══ Data excerpts ══
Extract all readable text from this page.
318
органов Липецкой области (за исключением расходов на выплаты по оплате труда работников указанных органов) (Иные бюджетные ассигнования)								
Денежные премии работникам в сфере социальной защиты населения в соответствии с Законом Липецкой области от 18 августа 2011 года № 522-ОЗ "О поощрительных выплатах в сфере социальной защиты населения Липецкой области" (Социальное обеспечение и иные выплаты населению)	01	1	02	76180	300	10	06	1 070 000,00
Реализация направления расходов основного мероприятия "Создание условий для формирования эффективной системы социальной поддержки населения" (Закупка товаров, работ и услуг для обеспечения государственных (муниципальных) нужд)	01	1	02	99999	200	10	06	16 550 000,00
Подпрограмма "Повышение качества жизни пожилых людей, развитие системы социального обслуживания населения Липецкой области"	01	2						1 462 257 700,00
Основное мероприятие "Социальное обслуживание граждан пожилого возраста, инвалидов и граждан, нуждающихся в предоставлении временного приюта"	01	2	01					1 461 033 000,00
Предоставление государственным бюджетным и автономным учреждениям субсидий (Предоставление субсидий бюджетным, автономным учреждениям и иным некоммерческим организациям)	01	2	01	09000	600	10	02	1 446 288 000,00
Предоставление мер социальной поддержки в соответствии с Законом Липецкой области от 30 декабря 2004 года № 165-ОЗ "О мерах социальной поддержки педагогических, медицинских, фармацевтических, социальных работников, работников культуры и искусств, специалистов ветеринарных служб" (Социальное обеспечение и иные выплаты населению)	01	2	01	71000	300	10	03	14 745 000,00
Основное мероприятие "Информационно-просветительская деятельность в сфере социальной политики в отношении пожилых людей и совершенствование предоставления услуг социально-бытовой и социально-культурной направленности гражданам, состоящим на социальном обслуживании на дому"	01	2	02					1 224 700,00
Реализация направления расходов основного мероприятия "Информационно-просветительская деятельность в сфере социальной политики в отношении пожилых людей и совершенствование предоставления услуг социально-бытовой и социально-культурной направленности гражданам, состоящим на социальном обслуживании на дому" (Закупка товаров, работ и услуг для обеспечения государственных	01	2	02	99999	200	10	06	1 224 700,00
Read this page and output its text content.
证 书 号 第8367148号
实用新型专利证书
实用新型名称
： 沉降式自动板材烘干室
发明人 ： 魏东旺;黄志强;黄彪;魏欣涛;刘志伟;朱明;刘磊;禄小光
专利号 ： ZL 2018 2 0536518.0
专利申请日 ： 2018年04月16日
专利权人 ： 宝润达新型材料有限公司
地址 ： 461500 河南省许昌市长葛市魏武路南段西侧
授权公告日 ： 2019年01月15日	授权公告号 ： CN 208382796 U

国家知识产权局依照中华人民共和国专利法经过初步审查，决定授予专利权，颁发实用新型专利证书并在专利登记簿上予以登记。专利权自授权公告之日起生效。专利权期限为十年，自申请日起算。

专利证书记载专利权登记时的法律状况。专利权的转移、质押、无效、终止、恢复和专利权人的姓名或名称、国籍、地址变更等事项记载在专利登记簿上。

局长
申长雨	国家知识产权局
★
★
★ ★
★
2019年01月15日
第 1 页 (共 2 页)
═══
*Directive*. State the number of lines in the records that contain the string "this", and nothing more.

*Task response*. 2